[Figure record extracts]
══════

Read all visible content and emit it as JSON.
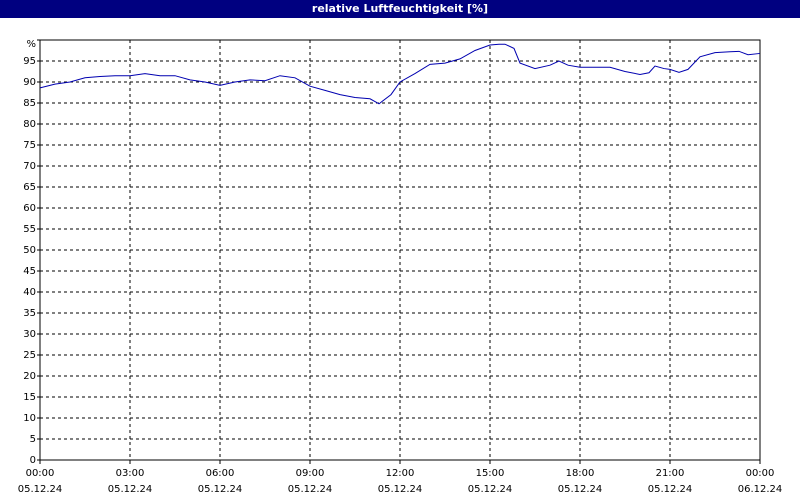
{
  "chart_data": {
    "type": "line",
    "title": "relative Luftfeuchtigkeit [%]",
    "xlim": [
      0,
      24
    ],
    "xticks": [
      {
        "value": 0,
        "label": "00:00"
      },
      {
        "value": 3,
        "label": "03:00"
      },
      {
        "value": 6,
        "label": "06:00"
      },
      {
        "value": 9,
        "label": "09:00"
      },
      {
        "value": 12,
        "label": "12:00"
      },
      {
        "value": 15,
        "label": "15:00"
      },
      {
        "value": 18,
        "label": "18:00"
      },
      {
        "value": 21,
        "label": "21:00"
      },
      {
        "value": 24,
        "label": "00:00"
      }
    ],
    "xtick_dates": [
      "05.12.24",
      "05.12.24",
      "05.12.24",
      "05.12.24",
      "05.12.24",
      "05.12.24",
      "05.12.24",
      "05.12.24",
      "06.12.24"
    ],
    "ylim": [
      0,
      100
    ],
    "yticks": [
      0,
      5,
      10,
      15,
      20,
      25,
      30,
      35,
      40,
      45,
      50,
      55,
      60,
      65,
      70,
      75,
      80,
      85,
      90,
      95,
      {
        "value": 100,
        "label": "%"
      }
    ],
    "grid": true,
    "series": [
      {
        "color": "#0000b0",
        "x": [
          0,
          0.5,
          1,
          1.5,
          2,
          2.5,
          3,
          3.5,
          4,
          4.5,
          5,
          5.5,
          6,
          6.5,
          7,
          7.5,
          8,
          8.5,
          9,
          9.5,
          10,
          10.5,
          11,
          11.3,
          11.7,
          12,
          12.5,
          13,
          13.5,
          14,
          14.5,
          15,
          15.3,
          15.5,
          15.8,
          16,
          16.5,
          17,
          17.3,
          17.6,
          18,
          18.5,
          19,
          19.5,
          20,
          20.3,
          20.5,
          20.8,
          21,
          21.3,
          21.6,
          22,
          22.5,
          23,
          23.3,
          23.6,
          24
        ],
        "values": [
          88.6,
          89.5,
          90,
          91,
          91.3,
          91.5,
          91.5,
          92,
          91.5,
          91.5,
          90.5,
          90,
          89.2,
          90,
          90.5,
          90.3,
          91.5,
          91,
          89,
          88,
          87,
          86.3,
          86,
          84.8,
          87,
          90,
          92,
          94.2,
          94.5,
          95.5,
          97.5,
          98.8,
          99,
          99,
          98,
          94.5,
          93.2,
          94,
          95,
          94,
          93.5,
          93.5,
          93.5,
          92.5,
          91.8,
          92.2,
          93.8,
          93.2,
          93,
          92.3,
          93,
          96,
          97,
          97.2,
          97.3,
          96.5,
          96.8
        ]
      }
    ]
  }
}
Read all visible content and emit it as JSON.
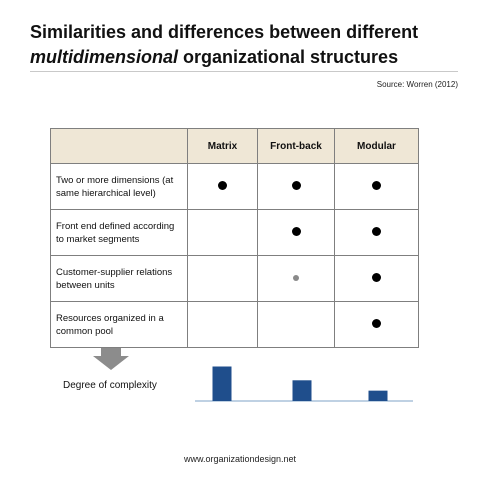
{
  "title": {
    "line1": "Similarities and differences between different",
    "line2_emphasis": "multidimensional",
    "line2_rest": " organizational structures"
  },
  "source": "Source: Worren (2012)",
  "table": {
    "columns": [
      "Matrix",
      "Front-back",
      "Modular"
    ],
    "rows": [
      {
        "label": "Two or more dimensions (at same hierarchical level)",
        "cells": [
          "full",
          "full",
          "full"
        ]
      },
      {
        "label": "Front end defined according to market segments",
        "cells": [
          "none",
          "full",
          "full"
        ]
      },
      {
        "label": "Customer-supplier relations between units",
        "cells": [
          "none",
          "partial",
          "full"
        ]
      },
      {
        "label": "Resources organized in a common pool",
        "cells": [
          "none",
          "none",
          "full"
        ]
      }
    ]
  },
  "complexity": {
    "label": "Degree of complexity",
    "bar_color": "#1f4e8c",
    "levels": [
      {
        "column": "Matrix",
        "value": 3
      },
      {
        "column": "Front-back",
        "value": 1.8
      },
      {
        "column": "Modular",
        "value": 0.9
      }
    ]
  },
  "footer": "www.organizationdesign.net"
}
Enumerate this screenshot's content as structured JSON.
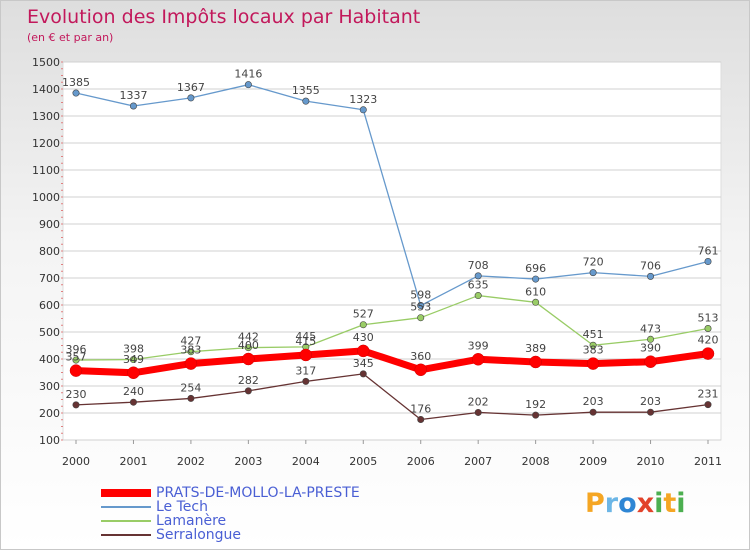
{
  "title": "Evolution des Impôts locaux par Habitant",
  "subtitle": "(en € et par an)",
  "brand": {
    "p": "P",
    "r": "r",
    "o": "o",
    "x": "x",
    "i1": "i",
    "t": "t",
    "i2": "i"
  },
  "chart_data": {
    "type": "line",
    "title": "Evolution des Impôts locaux par Habitant",
    "subtitle": "(en € et par an)",
    "xlabel": "",
    "ylabel": "",
    "x": [
      2000,
      2001,
      2002,
      2003,
      2004,
      2005,
      2006,
      2007,
      2008,
      2009,
      2010,
      2011
    ],
    "ylim": [
      100,
      1500
    ],
    "yticks": [
      100,
      200,
      300,
      400,
      500,
      600,
      700,
      800,
      900,
      1000,
      1100,
      1200,
      1300,
      1400,
      1500
    ],
    "grid": "horizontal",
    "legend_position": "bottom-left",
    "series": [
      {
        "name": "PRATS-DE-MOLLO-LA-PRESTE",
        "color": "#ff0000",
        "values": [
          357,
          349,
          383,
          400,
          415,
          430,
          360,
          399,
          389,
          383,
          390,
          420
        ]
      },
      {
        "name": "Le Tech",
        "color": "#6699cc",
        "values": [
          1385,
          1337,
          1367,
          1416,
          1355,
          1323,
          598,
          708,
          696,
          720,
          706,
          761
        ]
      },
      {
        "name": "Lamanère",
        "color": "#99cc66",
        "values": [
          396,
          398,
          427,
          442,
          445,
          527,
          553,
          635,
          610,
          451,
          473,
          513
        ]
      },
      {
        "name": "Serralongue",
        "color": "#663333",
        "values": [
          230,
          240,
          254,
          282,
          317,
          345,
          176,
          202,
          192,
          203,
          203,
          231
        ]
      }
    ]
  }
}
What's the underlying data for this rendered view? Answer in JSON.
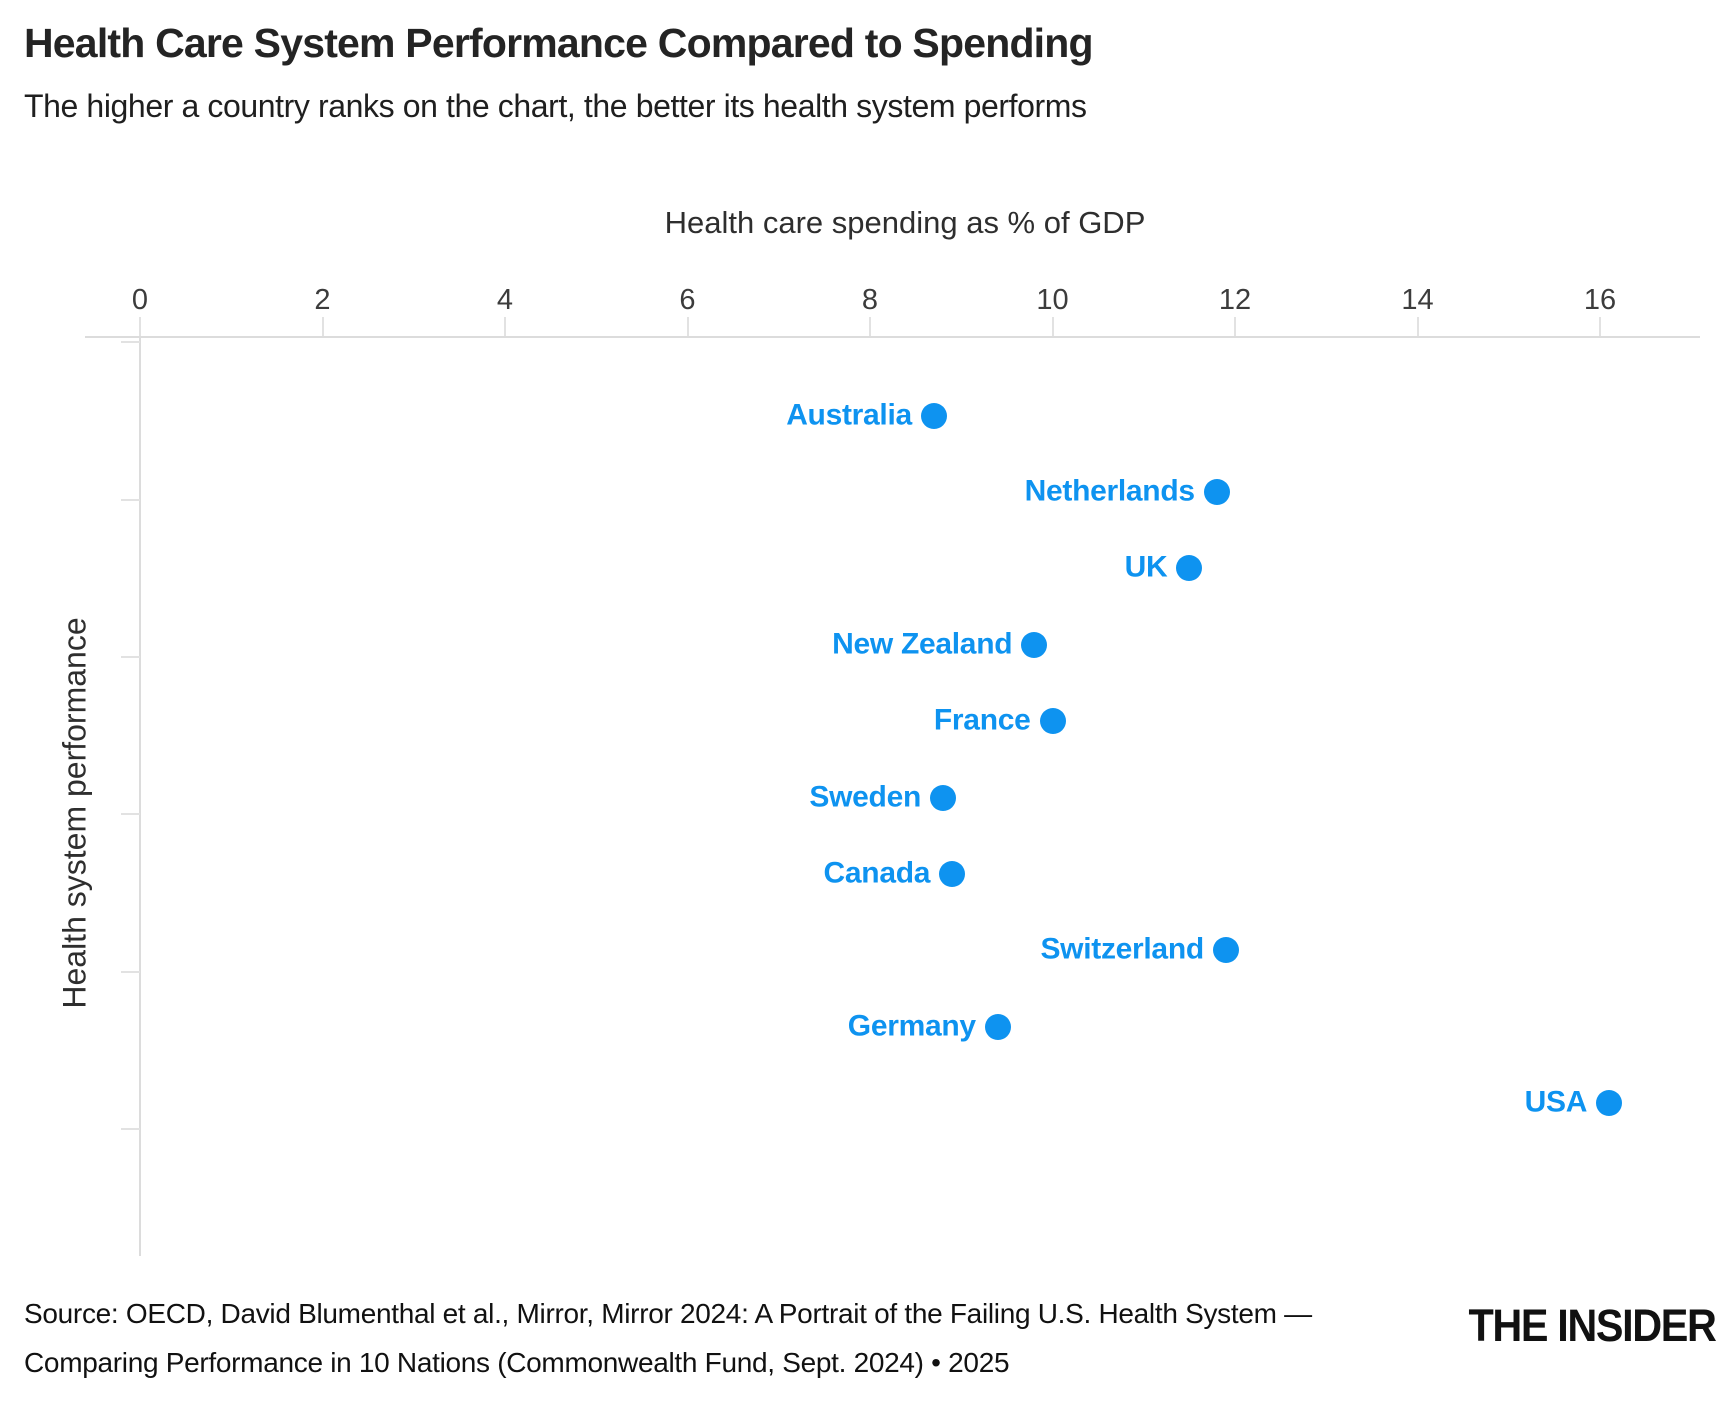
{
  "header": {
    "title": "Health Care System Performance Compared to Spending",
    "subtitle": "The higher a country ranks on the chart, the better its health system performs"
  },
  "chart_data": {
    "type": "scatter",
    "title": "Health Care System Performance Compared to Spending",
    "xlabel": "Health care spending as % of GDP",
    "ylabel": "Health system performance",
    "xlim": [
      0,
      17.1
    ],
    "x_ticks": [
      0,
      2,
      4,
      6,
      8,
      10,
      12,
      14,
      16
    ],
    "y_axis_note": "rank order top to bottom, 1 = best performing health system",
    "point_color": "#0e93f0",
    "points": [
      {
        "label": "Australia",
        "spending_pct_gdp": 8.7,
        "performance_rank": 1
      },
      {
        "label": "Netherlands",
        "spending_pct_gdp": 11.8,
        "performance_rank": 2
      },
      {
        "label": "UK",
        "spending_pct_gdp": 11.5,
        "performance_rank": 3
      },
      {
        "label": "New Zealand",
        "spending_pct_gdp": 9.8,
        "performance_rank": 4
      },
      {
        "label": "France",
        "spending_pct_gdp": 10.0,
        "performance_rank": 5
      },
      {
        "label": "Sweden",
        "spending_pct_gdp": 8.8,
        "performance_rank": 6
      },
      {
        "label": "Canada",
        "spending_pct_gdp": 8.9,
        "performance_rank": 7
      },
      {
        "label": "Switzerland",
        "spending_pct_gdp": 11.9,
        "performance_rank": 8
      },
      {
        "label": "Germany",
        "spending_pct_gdp": 9.4,
        "performance_rank": 9
      },
      {
        "label": "USA",
        "spending_pct_gdp": 16.1,
        "performance_rank": 10
      }
    ]
  },
  "footer": {
    "source_line1": "Source: OECD, David Blumenthal et al., Mirror, Mirror 2024: A Portrait of the Failing U.S. Health System —",
    "source_line2": "Comparing Performance in 10 Nations (Commonwealth Fund, Sept. 2024) • 2025",
    "logo_text": "THE INSIDER"
  }
}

══════

The material above must be printed exactly, with its pictures left out.

Read all visible content and emit it as JSON.
{
  "chart_data": {
    "type": "line",
    "title": "relative Luftfeuchtigkeit [%]",
    "xlim": [
      0,
      24
    ],
    "xticks": [
      {
        "value": 0,
        "label": "00:00"
      },
      {
        "value": 3,
        "label": "03:00"
      },
      {
        "value": 6,
        "label": "06:00"
      },
      {
        "value": 9,
        "label": "09:00"
      },
      {
        "value": 12,
        "label": "12:00"
      },
      {
        "value": 15,
        "label": "15:00"
      },
      {
        "value": 18,
        "label": "18:00"
      },
      {
        "value": 21,
        "label": "21:00"
      },
      {
        "value": 24,
        "label": "00:00"
      }
    ],
    "xtick_dates": [
      "05.12.24",
      "05.12.24",
      "05.12.24",
      "05.12.24",
      "05.12.24",
      "05.12.24",
      "05.12.24",
      "05.12.24",
      "06.12.24"
    ],
    "ylim": [
      0,
      100
    ],
    "yticks": [
      0,
      5,
      10,
      15,
      20,
      25,
      30,
      35,
      40,
      45,
      50,
      55,
      60,
      65,
      70,
      75,
      80,
      85,
      90,
      95,
      {
        "value": 100,
        "label": "%"
      }
    ],
    "grid": true,
    "series": [
      {
        "color": "#0000b0",
        "x": [
          0,
          0.5,
          1,
          1.5,
          2,
          2.5,
          3,
          3.5,
          4,
          4.5,
          5,
          5.5,
          6,
          6.5,
          7,
          7.5,
          8,
          8.5,
          9,
          9.5,
          10,
          10.5,
          11,
          11.3,
          11.7,
          12,
          12.5,
          13,
          13.5,
          14,
          14.5,
          15,
          15.3,
          15.5,
          15.8,
          16,
          16.5,
          17,
          17.3,
          17.6,
          18,
          18.5,
          19,
          19.5,
          20,
          20.3,
          20.5,
          20.8,
          21,
          21.3,
          21.6,
          22,
          22.5,
          23,
          23.3,
          23.6,
          24
        ],
        "values": [
          88.6,
          89.5,
          90,
          91,
          91.3,
          91.5,
          91.5,
          92,
          91.5,
          91.5,
          90.5,
          90,
          89.2,
          90,
          90.5,
          90.3,
          91.5,
          91,
          89,
          88,
          87,
          86.3,
          86,
          84.8,
          87,
          90,
          92,
          94.2,
          94.5,
          95.5,
          97.5,
          98.8,
          99,
          99,
          98,
          94.5,
          93.2,
          94,
          95,
          94,
          93.5,
          93.5,
          93.5,
          92.5,
          91.8,
          92.2,
          93.8,
          93.2,
          93,
          92.3,
          93,
          96,
          97,
          97.2,
          97.3,
          96.5,
          96.8
        ]
      }
    ]
  }
}
Read all visible content and emit it as JSON.
{
  "title": {
    "line1": "Similarities and differences between different",
    "line2_emphasis": "multidimensional",
    "line2_rest": " organizational structures"
  },
  "source": "Source: Worren (2012)",
  "table": {
    "columns": [
      "Matrix",
      "Front-back",
      "Modular"
    ],
    "rows": [
      {
        "label": "Two or more dimensions (at same hierarchical level)",
        "cells": [
          "full",
          "full",
          "full"
        ]
      },
      {
        "label": "Front end defined according to market segments",
        "cells": [
          "none",
          "full",
          "full"
        ]
      },
      {
        "label": "Customer-supplier relations between units",
        "cells": [
          "none",
          "partial",
          "full"
        ]
      },
      {
        "label": "Resources organized in a common pool",
        "cells": [
          "none",
          "none",
          "full"
        ]
      }
    ]
  },
  "complexity": {
    "label": "Degree of complexity",
    "bar_color": "#1f4e8c",
    "levels": [
      {
        "column": "Matrix",
        "value": 3
      },
      {
        "column": "Front-back",
        "value": 1.8
      },
      {
        "column": "Modular",
        "value": 0.9
      }
    ]
  },
  "footer": "www.organizationdesign.net"
}
Enumerate this screenshot's content as structured JSON.
{
  "title": "Evolution des Impôts locaux par Habitant",
  "subtitle": "(en € et par an)",
  "brand": {
    "p": "P",
    "r": "r",
    "o": "o",
    "x": "x",
    "i1": "i",
    "t": "t",
    "i2": "i"
  },
  "chart_data": {
    "type": "line",
    "title": "Evolution des Impôts locaux par Habitant",
    "subtitle": "(en € et par an)",
    "xlabel": "",
    "ylabel": "",
    "x": [
      2000,
      2001,
      2002,
      2003,
      2004,
      2005,
      2006,
      2007,
      2008,
      2009,
      2010,
      2011
    ],
    "ylim": [
      100,
      1500
    ],
    "yticks": [
      100,
      200,
      300,
      400,
      500,
      600,
      700,
      800,
      900,
      1000,
      1100,
      1200,
      1300,
      1400,
      1500
    ],
    "grid": "horizontal",
    "legend_position": "bottom-left",
    "series": [
      {
        "name": "PRATS-DE-MOLLO-LA-PRESTE",
        "color": "#ff0000",
        "values": [
          357,
          349,
          383,
          400,
          415,
          430,
          360,
          399,
          389,
          383,
          390,
          420
        ]
      },
      {
        "name": "Le Tech",
        "color": "#6699cc",
        "values": [
          1385,
          1337,
          1367,
          1416,
          1355,
          1323,
          598,
          708,
          696,
          720,
          706,
          761
        ]
      },
      {
        "name": "Lamanère",
        "color": "#99cc66",
        "values": [
          396,
          398,
          427,
          442,
          445,
          527,
          553,
          635,
          610,
          451,
          473,
          513
        ]
      },
      {
        "name": "Serralongue",
        "color": "#663333",
        "values": [
          230,
          240,
          254,
          282,
          317,
          345,
          176,
          202,
          192,
          203,
          203,
          231
        ]
      }
    ]
  }
}
What's the underlying data for this rendered view? Answer in JSON.
{
  "header": {
    "title": "Health Care System Performance Compared to Spending",
    "subtitle": "The higher a country ranks on the chart, the better its health system performs"
  },
  "chart_data": {
    "type": "scatter",
    "title": "Health Care System Performance Compared to Spending",
    "xlabel": "Health care spending as % of GDP",
    "ylabel": "Health system performance",
    "xlim": [
      0,
      17.1
    ],
    "x_ticks": [
      0,
      2,
      4,
      6,
      8,
      10,
      12,
      14,
      16
    ],
    "y_axis_note": "rank order top to bottom, 1 = best performing health system",
    "point_color": "#0e93f0",
    "points": [
      {
        "label": "Australia",
        "spending_pct_gdp": 8.7,
        "performance_rank": 1
      },
      {
        "label": "Netherlands",
        "spending_pct_gdp": 11.8,
        "performance_rank": 2
      },
      {
        "label": "UK",
        "spending_pct_gdp": 11.5,
        "performance_rank": 3
      },
      {
        "label": "New Zealand",
        "spending_pct_gdp": 9.8,
        "performance_rank": 4
      },
      {
        "label": "France",
        "spending_pct_gdp": 10.0,
        "performance_rank": 5
      },
      {
        "label": "Sweden",
        "spending_pct_gdp": 8.8,
        "performance_rank": 6
      },
      {
        "label": "Canada",
        "spending_pct_gdp": 8.9,
        "performance_rank": 7
      },
      {
        "label": "Switzerland",
        "spending_pct_gdp": 11.9,
        "performance_rank": 8
      },
      {
        "label": "Germany",
        "spending_pct_gdp": 9.4,
        "performance_rank": 9
      },
      {
        "label": "USA",
        "spending_pct_gdp": 16.1,
        "performance_rank": 10
      }
    ]
  },
  "footer": {
    "source_line1": "Source: OECD, David Blumenthal et al., Mirror, Mirror 2024: A Portrait of the Failing U.S. Health System —",
    "source_line2": "Comparing Performance in 10 Nations (Commonwealth Fund, Sept. 2024) • 2025",
    "logo_text": "THE INSIDER"
  }
}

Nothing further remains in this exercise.